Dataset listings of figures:
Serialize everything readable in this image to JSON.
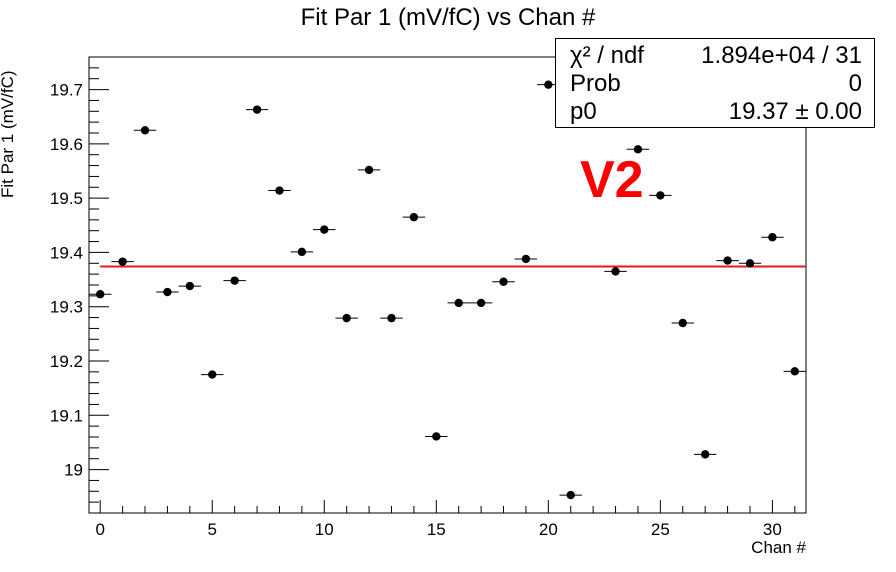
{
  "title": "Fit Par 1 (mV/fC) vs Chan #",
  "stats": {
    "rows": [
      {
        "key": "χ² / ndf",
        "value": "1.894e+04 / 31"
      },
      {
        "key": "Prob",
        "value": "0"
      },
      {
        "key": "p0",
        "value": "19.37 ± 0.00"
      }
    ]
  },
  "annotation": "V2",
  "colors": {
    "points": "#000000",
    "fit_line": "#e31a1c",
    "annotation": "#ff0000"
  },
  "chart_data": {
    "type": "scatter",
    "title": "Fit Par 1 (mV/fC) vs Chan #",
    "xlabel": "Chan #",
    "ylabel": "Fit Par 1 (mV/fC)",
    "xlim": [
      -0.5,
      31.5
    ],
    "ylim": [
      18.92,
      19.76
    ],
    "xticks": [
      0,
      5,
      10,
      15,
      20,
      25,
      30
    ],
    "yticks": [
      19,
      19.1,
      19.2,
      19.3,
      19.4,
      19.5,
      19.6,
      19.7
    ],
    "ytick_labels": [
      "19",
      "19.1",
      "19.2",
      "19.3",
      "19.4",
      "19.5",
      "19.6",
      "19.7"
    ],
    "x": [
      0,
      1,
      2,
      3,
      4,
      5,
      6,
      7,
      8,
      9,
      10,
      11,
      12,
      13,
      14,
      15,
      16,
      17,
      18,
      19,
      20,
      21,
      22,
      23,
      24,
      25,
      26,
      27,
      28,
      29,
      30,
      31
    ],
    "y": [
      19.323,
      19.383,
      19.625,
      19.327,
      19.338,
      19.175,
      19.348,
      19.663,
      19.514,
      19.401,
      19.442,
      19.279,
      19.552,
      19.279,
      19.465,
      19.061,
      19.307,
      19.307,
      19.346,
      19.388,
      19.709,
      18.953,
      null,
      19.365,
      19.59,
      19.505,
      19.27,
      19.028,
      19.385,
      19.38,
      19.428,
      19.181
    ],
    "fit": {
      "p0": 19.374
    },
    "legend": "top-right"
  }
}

*Written exercise*.
Transcribe the records word for word and include no pictures.

*Task solution*.
Serialize everything readable in this image to JSON.
{
  "title": "Fit Par 1 (mV/fC) vs Chan #",
  "stats": {
    "rows": [
      {
        "key": "χ² / ndf",
        "value": "1.894e+04 / 31"
      },
      {
        "key": "Prob",
        "value": "0"
      },
      {
        "key": "p0",
        "value": "19.37 ± 0.00"
      }
    ]
  },
  "annotation": "V2",
  "colors": {
    "points": "#000000",
    "fit_line": "#e31a1c",
    "annotation": "#ff0000"
  },
  "chart_data": {
    "type": "scatter",
    "title": "Fit Par 1 (mV/fC) vs Chan #",
    "xlabel": "Chan #",
    "ylabel": "Fit Par 1 (mV/fC)",
    "xlim": [
      -0.5,
      31.5
    ],
    "ylim": [
      18.92,
      19.76
    ],
    "xticks": [
      0,
      5,
      10,
      15,
      20,
      25,
      30
    ],
    "yticks": [
      19,
      19.1,
      19.2,
      19.3,
      19.4,
      19.5,
      19.6,
      19.7
    ],
    "ytick_labels": [
      "19",
      "19.1",
      "19.2",
      "19.3",
      "19.4",
      "19.5",
      "19.6",
      "19.7"
    ],
    "x": [
      0,
      1,
      2,
      3,
      4,
      5,
      6,
      7,
      8,
      9,
      10,
      11,
      12,
      13,
      14,
      15,
      16,
      17,
      18,
      19,
      20,
      21,
      22,
      23,
      24,
      25,
      26,
      27,
      28,
      29,
      30,
      31
    ],
    "y": [
      19.323,
      19.383,
      19.625,
      19.327,
      19.338,
      19.175,
      19.348,
      19.663,
      19.514,
      19.401,
      19.442,
      19.279,
      19.552,
      19.279,
      19.465,
      19.061,
      19.307,
      19.307,
      19.346,
      19.388,
      19.709,
      18.953,
      null,
      19.365,
      19.59,
      19.505,
      19.27,
      19.028,
      19.385,
      19.38,
      19.428,
      19.181
    ],
    "fit": {
      "p0": 19.374
    },
    "legend": "top-right"
  }
}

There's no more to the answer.